Start RAW RECORDS
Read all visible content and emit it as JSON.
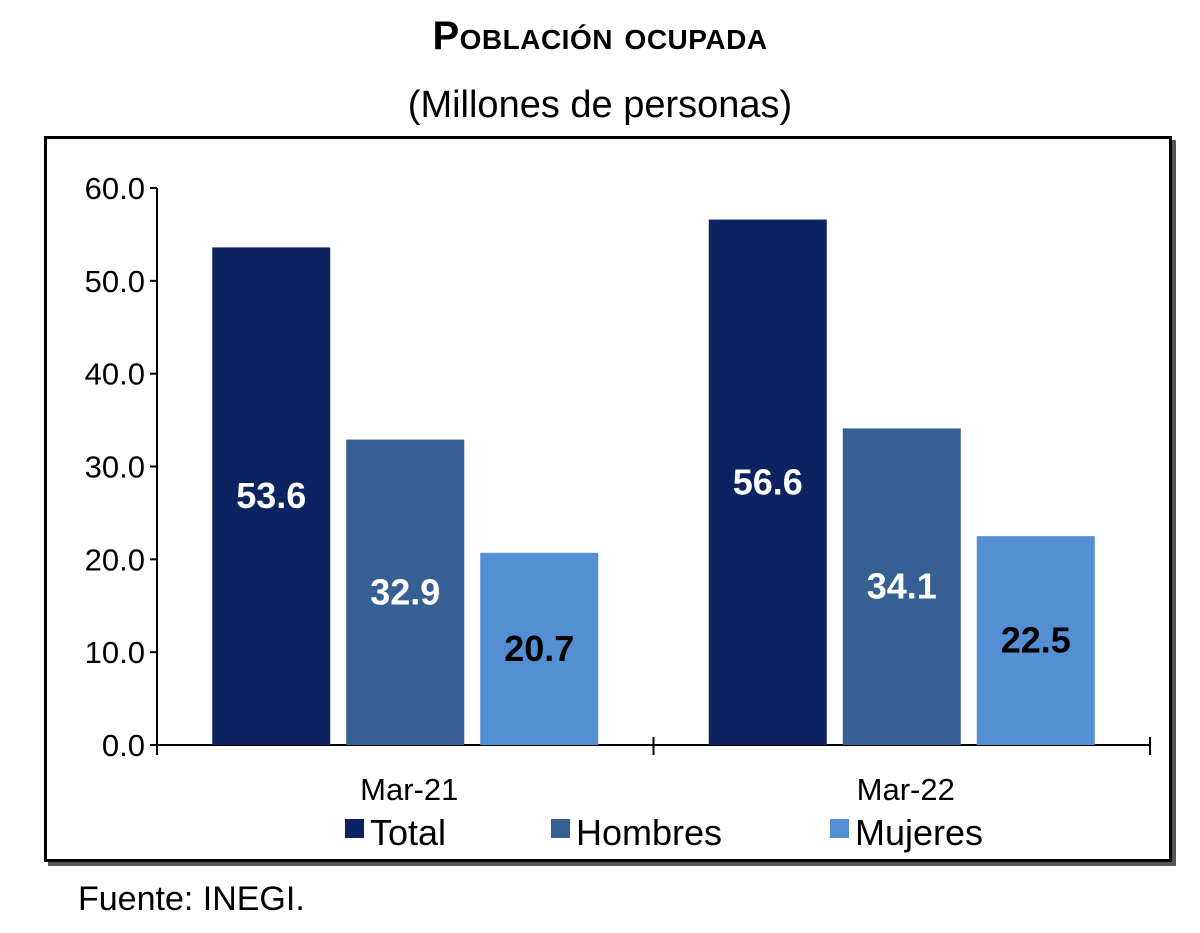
{
  "chart_data": {
    "type": "bar",
    "title": "Población ocupada",
    "subtitle": "(Millones de personas)",
    "categories": [
      "Mar-21",
      "Mar-22"
    ],
    "series": [
      {
        "name": "Total",
        "values": [
          53.6,
          56.6
        ],
        "color": "#0b2360",
        "label_color": "#ffffff"
      },
      {
        "name": "Hombres",
        "values": [
          32.9,
          34.1
        ],
        "color": "#365f93",
        "label_color": "#ffffff"
      },
      {
        "name": "Mujeres",
        "values": [
          20.7,
          22.5
        ],
        "color": "#548fd4",
        "label_color": "#000000"
      }
    ],
    "ylim": [
      0,
      60
    ],
    "yticks": [
      "0.0",
      "10.0",
      "20.0",
      "30.0",
      "40.0",
      "50.0",
      "60.0"
    ],
    "grid": false,
    "legend": "bottom",
    "source": "Fuente: INEGI."
  }
}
End RAW RECORDS
__STATED EXERCISE__:
In the records above, find each line with the word "name" and copy it.

__THE RESPONSE__:
        "name": "Total",
        "name": "Hombres",
        "name": "Mujeres",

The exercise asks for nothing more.